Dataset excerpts
+===+
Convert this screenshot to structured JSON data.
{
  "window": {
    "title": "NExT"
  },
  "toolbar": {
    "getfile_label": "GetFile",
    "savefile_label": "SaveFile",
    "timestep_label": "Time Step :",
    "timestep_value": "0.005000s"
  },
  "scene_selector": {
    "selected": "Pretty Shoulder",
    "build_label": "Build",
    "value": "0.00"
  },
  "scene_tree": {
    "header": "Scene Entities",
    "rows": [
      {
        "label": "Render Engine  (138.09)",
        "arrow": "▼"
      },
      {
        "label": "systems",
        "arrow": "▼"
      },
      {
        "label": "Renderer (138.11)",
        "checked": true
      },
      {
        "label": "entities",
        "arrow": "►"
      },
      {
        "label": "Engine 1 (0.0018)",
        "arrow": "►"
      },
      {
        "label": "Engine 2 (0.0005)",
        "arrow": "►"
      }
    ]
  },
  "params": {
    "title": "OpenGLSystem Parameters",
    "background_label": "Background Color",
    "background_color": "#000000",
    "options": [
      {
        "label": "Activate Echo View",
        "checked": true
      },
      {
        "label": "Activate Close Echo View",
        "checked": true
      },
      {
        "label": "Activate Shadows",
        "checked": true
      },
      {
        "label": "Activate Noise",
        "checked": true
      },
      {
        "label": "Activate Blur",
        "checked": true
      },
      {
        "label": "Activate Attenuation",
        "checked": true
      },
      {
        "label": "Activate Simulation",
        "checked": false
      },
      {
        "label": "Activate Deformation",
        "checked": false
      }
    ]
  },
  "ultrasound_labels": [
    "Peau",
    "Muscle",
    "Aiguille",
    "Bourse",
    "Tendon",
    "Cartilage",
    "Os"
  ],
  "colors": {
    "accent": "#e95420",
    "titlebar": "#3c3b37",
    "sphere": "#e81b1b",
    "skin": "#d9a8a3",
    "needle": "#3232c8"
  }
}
+===+
# Exercise directions
Take the material above and return all of it exactly.

# Output of the exercise
Convert this screenshot to structured JSON data.
{
  "window": {
    "title": "NExT"
  },
  "toolbar": {
    "getfile_label": "GetFile",
    "savefile_label": "SaveFile",
    "timestep_label": "Time Step :",
    "timestep_value": "0.005000s"
  },
  "scene_selector": {
    "selected": "Pretty Shoulder",
    "build_label": "Build",
    "value": "0.00"
  },
  "scene_tree": {
    "header": "Scene Entities",
    "rows": [
      {
        "label": "Render Engine  (138.09)",
        "arrow": "▼"
      },
      {
        "label": "systems",
        "arrow": "▼"
      },
      {
        "label": "Renderer (138.11)",
        "checked": true
      },
      {
        "label": "entities",
        "arrow": "►"
      },
      {
        "label": "Engine 1 (0.0018)",
        "arrow": "►"
      },
      {
        "label": "Engine 2 (0.0005)",
        "arrow": "►"
      }
    ]
  },
  "params": {
    "title": "OpenGLSystem Parameters",
    "background_label": "Background Color",
    "background_color": "#000000",
    "options": [
      {
        "label": "Activate Echo View",
        "checked": true
      },
      {
        "label": "Activate Close Echo View",
        "checked": true
      },
      {
        "label": "Activate Shadows",
        "checked": true
      },
      {
        "label": "Activate Noise",
        "checked": true
      },
      {
        "label": "Activate Blur",
        "checked": true
      },
      {
        "label": "Activate Attenuation",
        "checked": true
      },
      {
        "label": "Activate Simulation",
        "checked": false
      },
      {
        "label": "Activate Deformation",
        "checked": false
      }
    ]
  },
  "ultrasound_labels": [
    "Peau",
    "Muscle",
    "Aiguille",
    "Bourse",
    "Tendon",
    "Cartilage",
    "Os"
  ],
  "colors": {
    "accent": "#e95420",
    "titlebar": "#3c3b37",
    "sphere": "#e81b1b",
    "skin": "#d9a8a3",
    "needle": "#3232c8"
  }
}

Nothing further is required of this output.